Job: Across the entries below, count the lines in which the word "Operation" occurs. Reply with the count alone.

Records for the exercise:
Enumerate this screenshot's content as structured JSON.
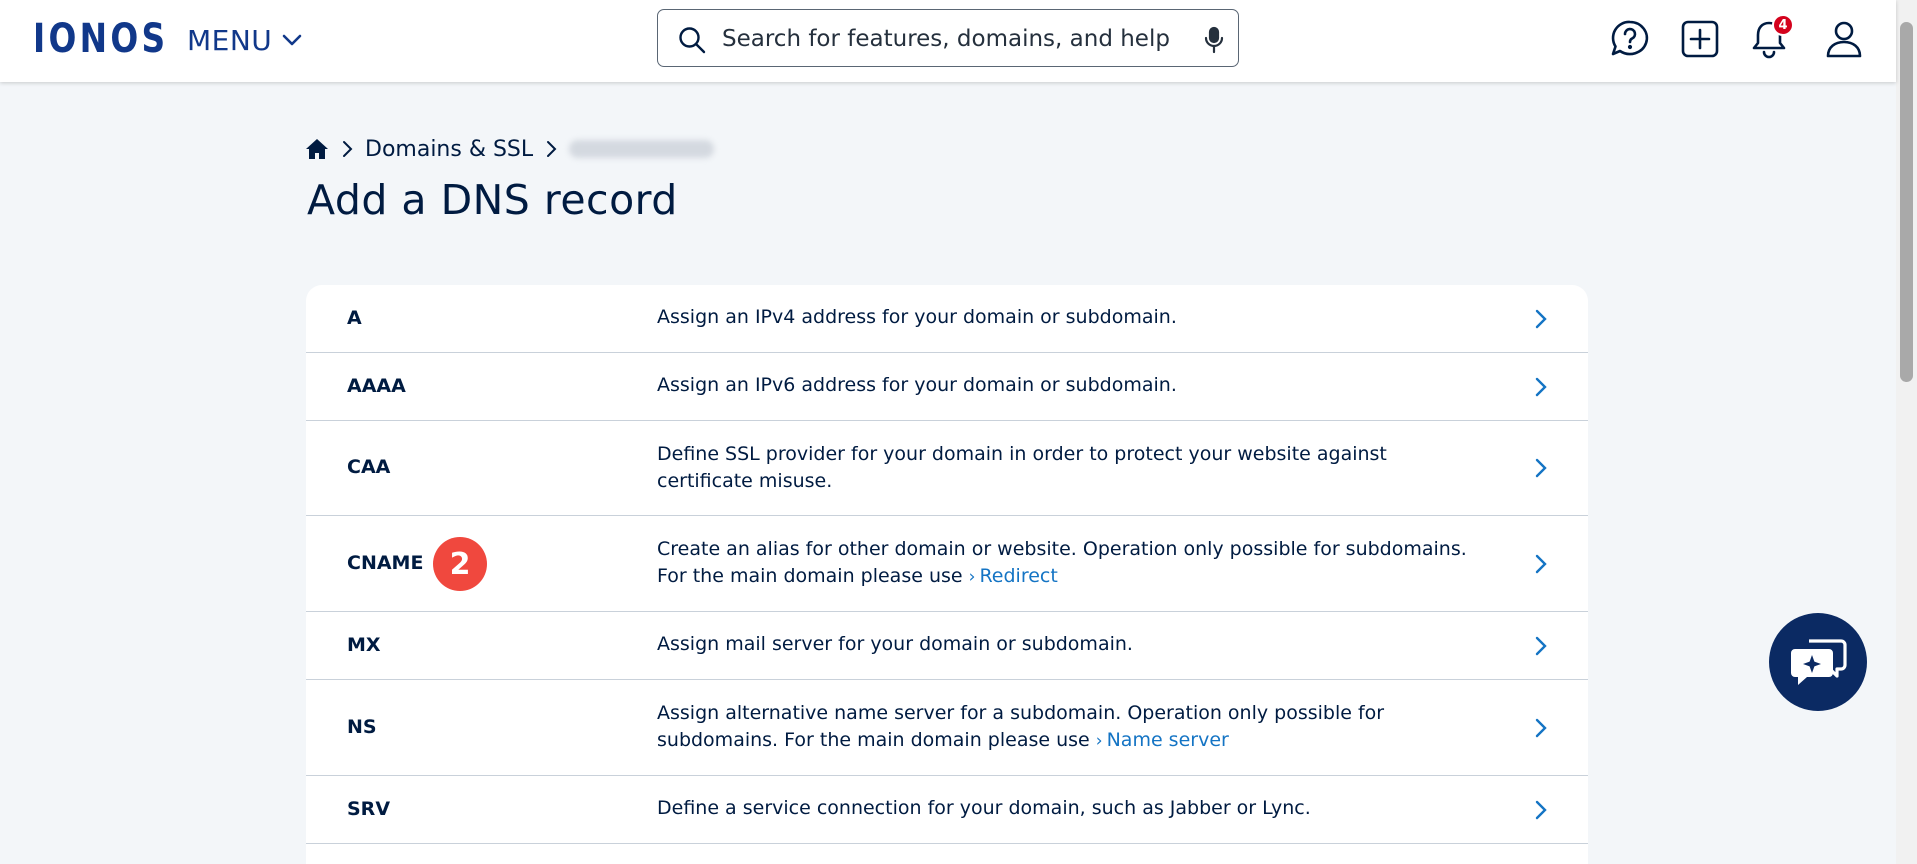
{
  "header": {
    "logo": "IONOS",
    "menu_label": "MENU",
    "search_placeholder": "Search for features, domains, and help",
    "notification_count": "4",
    "brand_color": "#11388a",
    "icons": [
      "help-chat-icon",
      "add-icon",
      "bell-icon",
      "user-icon"
    ]
  },
  "breadcrumb": {
    "home_icon": "home-icon",
    "section": "Domains & SSL"
  },
  "page": {
    "title": "Add a DNS record"
  },
  "records": [
    {
      "type": "A",
      "description": "Assign an IPv4 address for your domain or subdomain."
    },
    {
      "type": "AAAA",
      "description": "Assign an IPv6 address for your domain or subdomain."
    },
    {
      "type": "CAA",
      "description": "Define SSL provider for your domain in order to protect your website against certificate misuse."
    },
    {
      "type": "CNAME",
      "description": "Create an alias for other domain or website. Operation only possible for subdomains. For the main domain please use",
      "link": "Redirect",
      "step_badge": "2"
    },
    {
      "type": "MX",
      "description": "Assign mail server for your domain or subdomain."
    },
    {
      "type": "NS",
      "description": "Assign alternative name server for a subdomain. Operation only possible for subdomains. For the main domain please use",
      "link": "Name server"
    },
    {
      "type": "SRV",
      "description": "Define a service connection for your domain, such as Jabber or Lync."
    }
  ],
  "colors": {
    "link": "#1474c4",
    "step_badge": "#f0483e",
    "chat_fab": "#0b2a63",
    "notification_badge": "#d4021d"
  }
}
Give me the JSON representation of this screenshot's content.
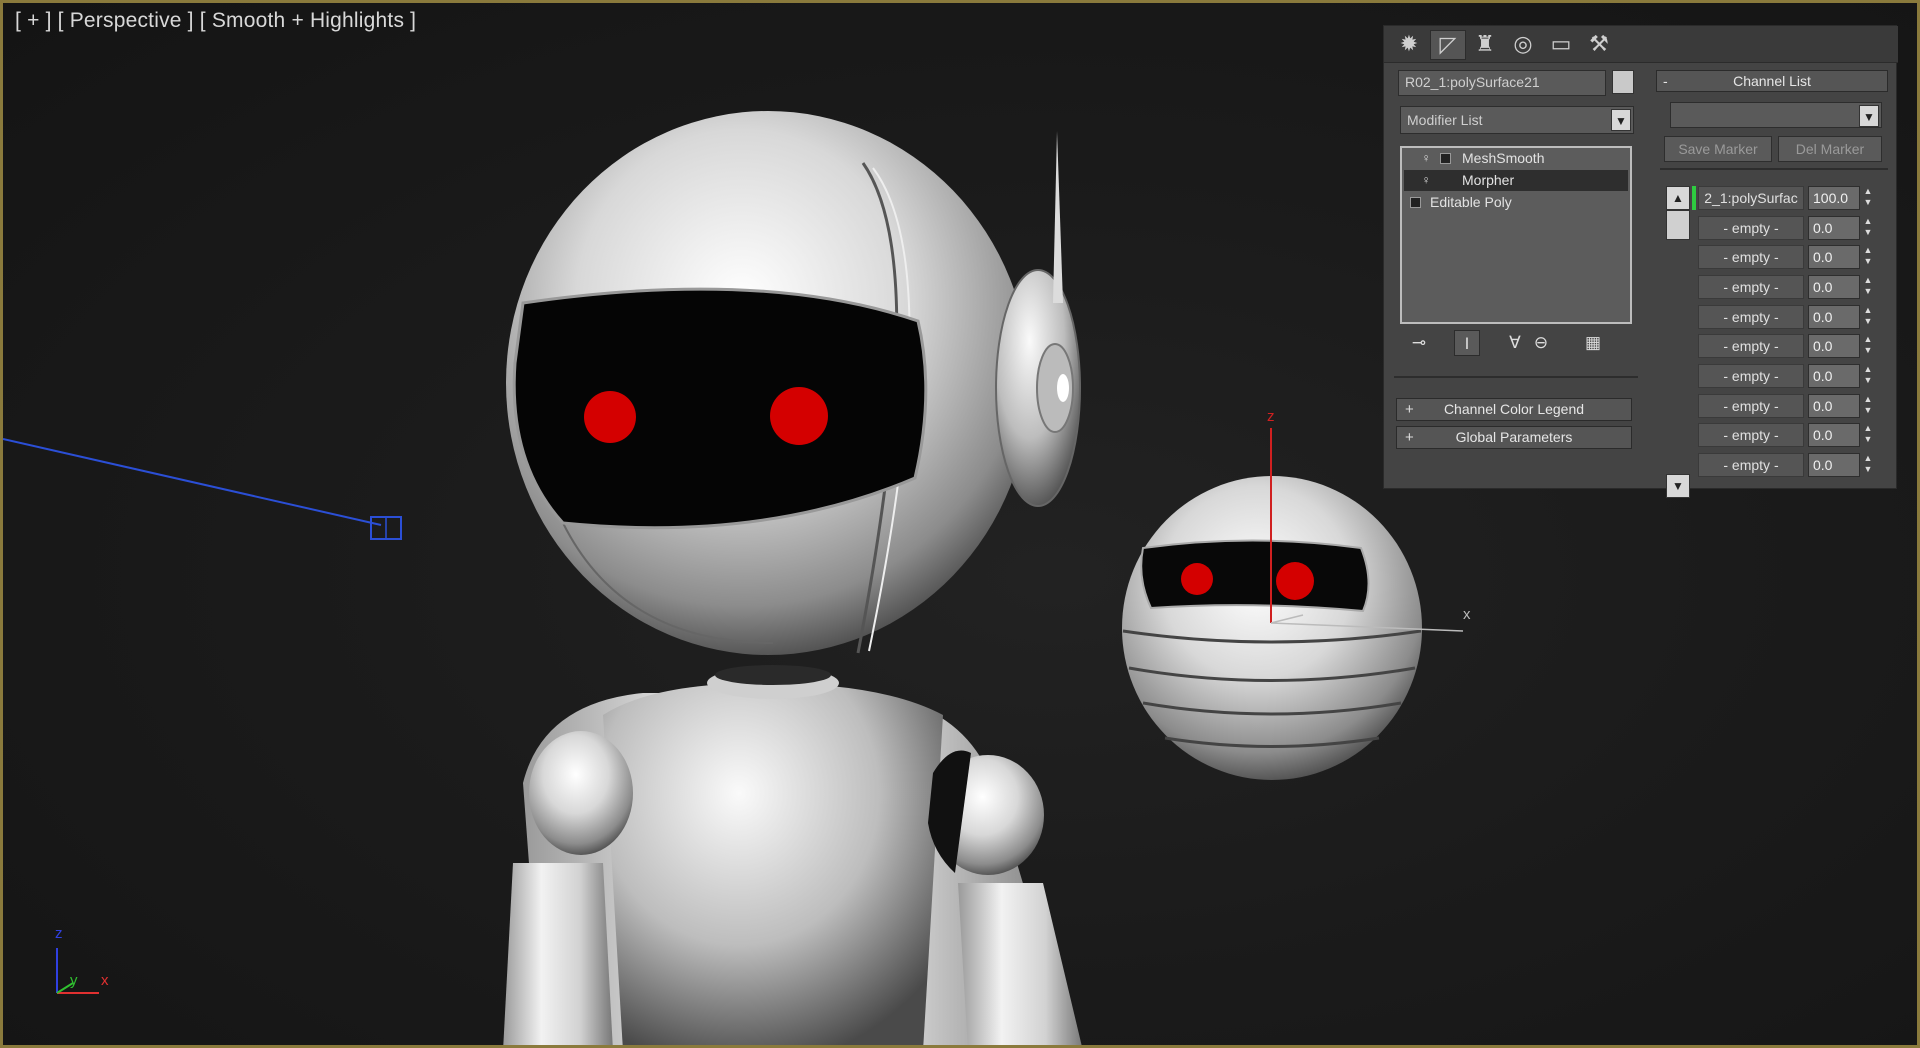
{
  "viewport": {
    "label_parts": [
      "[ + ]",
      "[ Perspective ]",
      "[ Smooth + Highlights ]"
    ],
    "gizmo_axes": {
      "z": "z",
      "x": "x"
    },
    "corner_axes": {
      "z": "z",
      "y": "y",
      "x": "x"
    }
  },
  "command_panel": {
    "tabs": [
      {
        "icon": "sun-icon",
        "glyph": "✹"
      },
      {
        "icon": "modify-icon",
        "glyph": "◸"
      },
      {
        "icon": "hierarchy-icon",
        "glyph": "♜"
      },
      {
        "icon": "motion-icon",
        "glyph": "◎"
      },
      {
        "icon": "display-icon",
        "glyph": "▭"
      },
      {
        "icon": "utilities-icon",
        "glyph": "⚒"
      }
    ],
    "object_name": "R02_1:polySurface21",
    "object_color": "#c9c9c9",
    "modifier_list_label": "Modifier List",
    "stack": [
      {
        "label": "MeshSmooth",
        "selected": false
      },
      {
        "label": "Morpher",
        "selected": true
      },
      {
        "label": "Editable Poly",
        "selected": false
      }
    ],
    "stack_tools": [
      {
        "icon": "pin-stack-icon",
        "glyph": "⊸"
      },
      {
        "icon": "show-end-result-icon",
        "glyph": "I"
      },
      {
        "icon": "make-unique-icon",
        "glyph": "∀"
      },
      {
        "icon": "remove-modifier-icon",
        "glyph": "⊖"
      },
      {
        "icon": "configure-modifier-sets-icon",
        "glyph": "▦"
      }
    ],
    "rollouts": [
      {
        "sign": "+",
        "label": "Channel Color Legend"
      },
      {
        "sign": "+",
        "label": "Global Parameters"
      }
    ],
    "channel_list": {
      "header_sign": "-",
      "header": "Channel List",
      "save_marker": "Save Marker",
      "del_marker": "Del Marker",
      "channels": [
        {
          "name": "2_1:polySurfac",
          "value": "100.0"
        },
        {
          "name": "- empty -",
          "value": "0.0"
        },
        {
          "name": "- empty -",
          "value": "0.0"
        },
        {
          "name": "- empty -",
          "value": "0.0"
        },
        {
          "name": "- empty -",
          "value": "0.0"
        },
        {
          "name": "- empty -",
          "value": "0.0"
        },
        {
          "name": "- empty -",
          "value": "0.0"
        },
        {
          "name": "- empty -",
          "value": "0.0"
        },
        {
          "name": "- empty -",
          "value": "0.0"
        },
        {
          "name": "- empty -",
          "value": "0.0"
        }
      ]
    }
  }
}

Answer to this problem: 2